▸ ITEMS
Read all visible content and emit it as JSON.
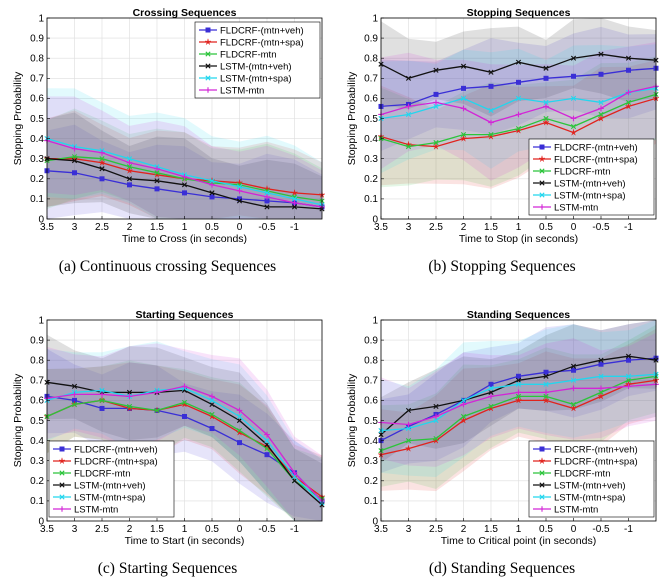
{
  "captions": {
    "a": "(a) Continuous crossing Sequences",
    "b": "(b) Stopping Sequences",
    "c": "(c) Starting Sequences",
    "d": "(d) Standing Sequences"
  },
  "series_style": [
    {
      "name": "FLDCRF-(mtn+veh)",
      "color": "#3a2fd6",
      "marker": "square"
    },
    {
      "name": "FLDCRF-(mtn+spa)",
      "color": "#e0231e",
      "marker": "star"
    },
    {
      "name": "FLDCRF-mtn",
      "color": "#2bc43a",
      "marker": "x"
    },
    {
      "name": "LSTM-(mtn+veh)",
      "color": "#111111",
      "marker": "x"
    },
    {
      "name": "LSTM-(mtn+spa)",
      "color": "#22d6ee",
      "marker": "x"
    },
    {
      "name": "LSTM-mtn",
      "color": "#d226d6",
      "marker": "plus"
    }
  ],
  "chart_data": [
    {
      "type": "line",
      "title": "Crossing Sequences",
      "xlabel": "Time to Cross (in seconds)",
      "ylabel": "Stopping Probability",
      "xlim": [
        3.5,
        -1.5
      ],
      "xreversed": true,
      "ylim": [
        0,
        1
      ],
      "xticks": [
        "3.5",
        "3",
        "2.5",
        "2",
        "1.5",
        "1",
        "0.5",
        "0",
        "-0.5",
        "-1"
      ],
      "yticks": [
        "0",
        "0.1",
        "0.2",
        "0.3",
        "0.4",
        "0.5",
        "0.6",
        "0.7",
        "0.8",
        "0.9",
        "1"
      ],
      "grid": true,
      "legend_position": "top-right",
      "x": [
        3.5,
        3.0,
        2.5,
        2.0,
        1.5,
        1.0,
        0.5,
        0.0,
        -0.5,
        -1.0,
        -1.5
      ],
      "series": [
        {
          "name": "FLDCRF-(mtn+veh)",
          "values": [
            0.24,
            0.23,
            0.2,
            0.17,
            0.15,
            0.13,
            0.11,
            0.1,
            0.09,
            0.08,
            0.06
          ],
          "band": 0.2
        },
        {
          "name": "FLDCRF-(mtn+spa)",
          "values": [
            0.3,
            0.3,
            0.28,
            0.24,
            0.22,
            0.2,
            0.19,
            0.18,
            0.15,
            0.13,
            0.12
          ],
          "band": 0.2
        },
        {
          "name": "FLDCRF-mtn",
          "values": [
            0.29,
            0.31,
            0.3,
            0.26,
            0.23,
            0.2,
            0.18,
            0.17,
            0.14,
            0.11,
            0.09
          ],
          "band": 0.2
        },
        {
          "name": "LSTM-(mtn+veh)",
          "values": [
            0.3,
            0.29,
            0.25,
            0.2,
            0.19,
            0.17,
            0.13,
            0.09,
            0.06,
            0.06,
            0.05
          ],
          "band": 0.2
        },
        {
          "name": "LSTM-(mtn+spa)",
          "values": [
            0.4,
            0.36,
            0.34,
            0.3,
            0.26,
            0.22,
            0.19,
            0.16,
            0.13,
            0.1,
            0.07
          ],
          "band": 0.25
        },
        {
          "name": "LSTM-mtn",
          "values": [
            0.39,
            0.35,
            0.33,
            0.28,
            0.25,
            0.21,
            0.17,
            0.14,
            0.11,
            0.08,
            0.06
          ],
          "band": 0.22
        }
      ]
    },
    {
      "type": "line",
      "title": "Stopping Sequences",
      "xlabel": "Time to Stop (in seconds)",
      "ylabel": "Stopping Probability",
      "xlim": [
        3.5,
        -1.5
      ],
      "xreversed": true,
      "ylim": [
        0,
        1
      ],
      "xticks": [
        "3.5",
        "3",
        "2.5",
        "2",
        "1.5",
        "1",
        "0.5",
        "0",
        "-0.5",
        "-1"
      ],
      "yticks": [
        "0",
        "0.1",
        "0.2",
        "0.3",
        "0.4",
        "0.5",
        "0.6",
        "0.7",
        "0.8",
        "0.9",
        "1"
      ],
      "grid": true,
      "legend_position": "bottom-right",
      "x": [
        3.5,
        3.0,
        2.5,
        2.0,
        1.5,
        1.0,
        0.5,
        0.0,
        -0.5,
        -1.0,
        -1.5
      ],
      "series": [
        {
          "name": "FLDCRF-(mtn+veh)",
          "values": [
            0.56,
            0.57,
            0.62,
            0.65,
            0.66,
            0.68,
            0.7,
            0.71,
            0.72,
            0.74,
            0.75
          ],
          "band": 0.2
        },
        {
          "name": "FLDCRF-(mtn+spa)",
          "values": [
            0.41,
            0.37,
            0.36,
            0.4,
            0.41,
            0.44,
            0.48,
            0.43,
            0.5,
            0.56,
            0.6
          ],
          "band": 0.22
        },
        {
          "name": "FLDCRF-mtn",
          "values": [
            0.4,
            0.36,
            0.38,
            0.42,
            0.42,
            0.45,
            0.5,
            0.46,
            0.52,
            0.58,
            0.62
          ],
          "band": 0.22
        },
        {
          "name": "LSTM-(mtn+veh)",
          "values": [
            0.77,
            0.7,
            0.74,
            0.76,
            0.73,
            0.78,
            0.75,
            0.8,
            0.82,
            0.8,
            0.79
          ],
          "band": 0.18
        },
        {
          "name": "LSTM-(mtn+spa)",
          "values": [
            0.5,
            0.52,
            0.56,
            0.6,
            0.54,
            0.6,
            0.58,
            0.6,
            0.58,
            0.63,
            0.65
          ],
          "band": 0.25
        },
        {
          "name": "LSTM-mtn",
          "values": [
            0.52,
            0.56,
            0.58,
            0.55,
            0.48,
            0.52,
            0.56,
            0.5,
            0.55,
            0.63,
            0.66
          ],
          "band": 0.25
        }
      ]
    },
    {
      "type": "line",
      "title": "Starting Sequences",
      "xlabel": "Time to Start (in seconds)",
      "ylabel": "Stopping Probability",
      "xlim": [
        3.5,
        -1.5
      ],
      "xreversed": true,
      "ylim": [
        0,
        1
      ],
      "xticks": [
        "3.5",
        "3",
        "2.5",
        "2",
        "1.5",
        "1",
        "0.5",
        "0",
        "-0.5",
        "-1"
      ],
      "yticks": [
        "0",
        "0.1",
        "0.2",
        "0.3",
        "0.4",
        "0.5",
        "0.6",
        "0.7",
        "0.8",
        "0.9",
        "1"
      ],
      "grid": true,
      "legend_position": "bottom-left",
      "x": [
        3.5,
        3.0,
        2.5,
        2.0,
        1.5,
        1.0,
        0.5,
        0.0,
        -0.5,
        -1.0,
        -1.5
      ],
      "series": [
        {
          "name": "FLDCRF-(mtn+veh)",
          "values": [
            0.62,
            0.6,
            0.56,
            0.56,
            0.55,
            0.52,
            0.46,
            0.39,
            0.33,
            0.24,
            0.1
          ],
          "band": 0.2
        },
        {
          "name": "FLDCRF-(mtn+spa)",
          "values": [
            0.52,
            0.58,
            0.6,
            0.56,
            0.55,
            0.58,
            0.52,
            0.44,
            0.37,
            0.22,
            0.12
          ],
          "band": 0.2
        },
        {
          "name": "FLDCRF-mtn",
          "values": [
            0.52,
            0.58,
            0.6,
            0.57,
            0.55,
            0.59,
            0.53,
            0.45,
            0.36,
            0.2,
            0.11
          ],
          "band": 0.2
        },
        {
          "name": "LSTM-(mtn+veh)",
          "values": [
            0.69,
            0.67,
            0.64,
            0.64,
            0.64,
            0.65,
            0.58,
            0.5,
            0.38,
            0.2,
            0.08
          ],
          "band": 0.2
        },
        {
          "name": "LSTM-(mtn+spa)",
          "values": [
            0.6,
            0.64,
            0.65,
            0.62,
            0.65,
            0.66,
            0.6,
            0.52,
            0.4,
            0.22,
            0.09
          ],
          "band": 0.22
        },
        {
          "name": "LSTM-mtn",
          "values": [
            0.61,
            0.63,
            0.63,
            0.62,
            0.64,
            0.67,
            0.62,
            0.55,
            0.43,
            0.24,
            0.1
          ],
          "band": 0.22
        }
      ]
    },
    {
      "type": "line",
      "title": "Standing Sequences",
      "xlabel": "Time to Critical point (in seconds)",
      "ylabel": "Stopping Probability",
      "xlim": [
        3.5,
        -1.5
      ],
      "xreversed": true,
      "ylim": [
        0,
        1
      ],
      "xticks": [
        "3.5",
        "3",
        "2.5",
        "2",
        "1.5",
        "1",
        "0.5",
        "0",
        "-0.5",
        "-1"
      ],
      "yticks": [
        "0",
        "0.1",
        "0.2",
        "0.3",
        "0.4",
        "0.5",
        "0.6",
        "0.7",
        "0.8",
        "0.9",
        "1"
      ],
      "grid": true,
      "legend_position": "bottom-right",
      "x": [
        3.5,
        3.0,
        2.5,
        2.0,
        1.5,
        1.0,
        0.5,
        0.0,
        -0.5,
        -1.0,
        -1.5
      ],
      "series": [
        {
          "name": "FLDCRF-(mtn+veh)",
          "values": [
            0.4,
            0.47,
            0.53,
            0.6,
            0.68,
            0.72,
            0.74,
            0.75,
            0.78,
            0.8,
            0.81
          ],
          "band": 0.2
        },
        {
          "name": "FLDCRF-(mtn+spa)",
          "values": [
            0.33,
            0.36,
            0.4,
            0.5,
            0.56,
            0.6,
            0.6,
            0.56,
            0.62,
            0.68,
            0.7
          ],
          "band": 0.22
        },
        {
          "name": "FLDCRF-mtn",
          "values": [
            0.35,
            0.4,
            0.41,
            0.52,
            0.57,
            0.62,
            0.62,
            0.58,
            0.64,
            0.7,
            0.72
          ],
          "band": 0.22
        },
        {
          "name": "LSTM-(mtn+veh)",
          "values": [
            0.43,
            0.55,
            0.57,
            0.6,
            0.64,
            0.7,
            0.72,
            0.77,
            0.8,
            0.82,
            0.8
          ],
          "band": 0.18
        },
        {
          "name": "LSTM-(mtn+spa)",
          "values": [
            0.45,
            0.46,
            0.5,
            0.6,
            0.66,
            0.68,
            0.68,
            0.7,
            0.72,
            0.72,
            0.73
          ],
          "band": 0.25
        },
        {
          "name": "LSTM-mtn",
          "values": [
            0.49,
            0.48,
            0.52,
            0.58,
            0.62,
            0.64,
            0.64,
            0.66,
            0.66,
            0.67,
            0.68
          ],
          "band": 0.22
        }
      ]
    }
  ]
}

▸ PROBLEM
Lines from the records above that hold "Time" are the ones to list.

▸ FINAL ANSWER
      "xlabel": "Time to Cross (in seconds)",
      "xlabel": "Time to Stop (in seconds)",
      "xlabel": "Time to Start (in seconds)",
      "xlabel": "Time to Critical point (in seconds)",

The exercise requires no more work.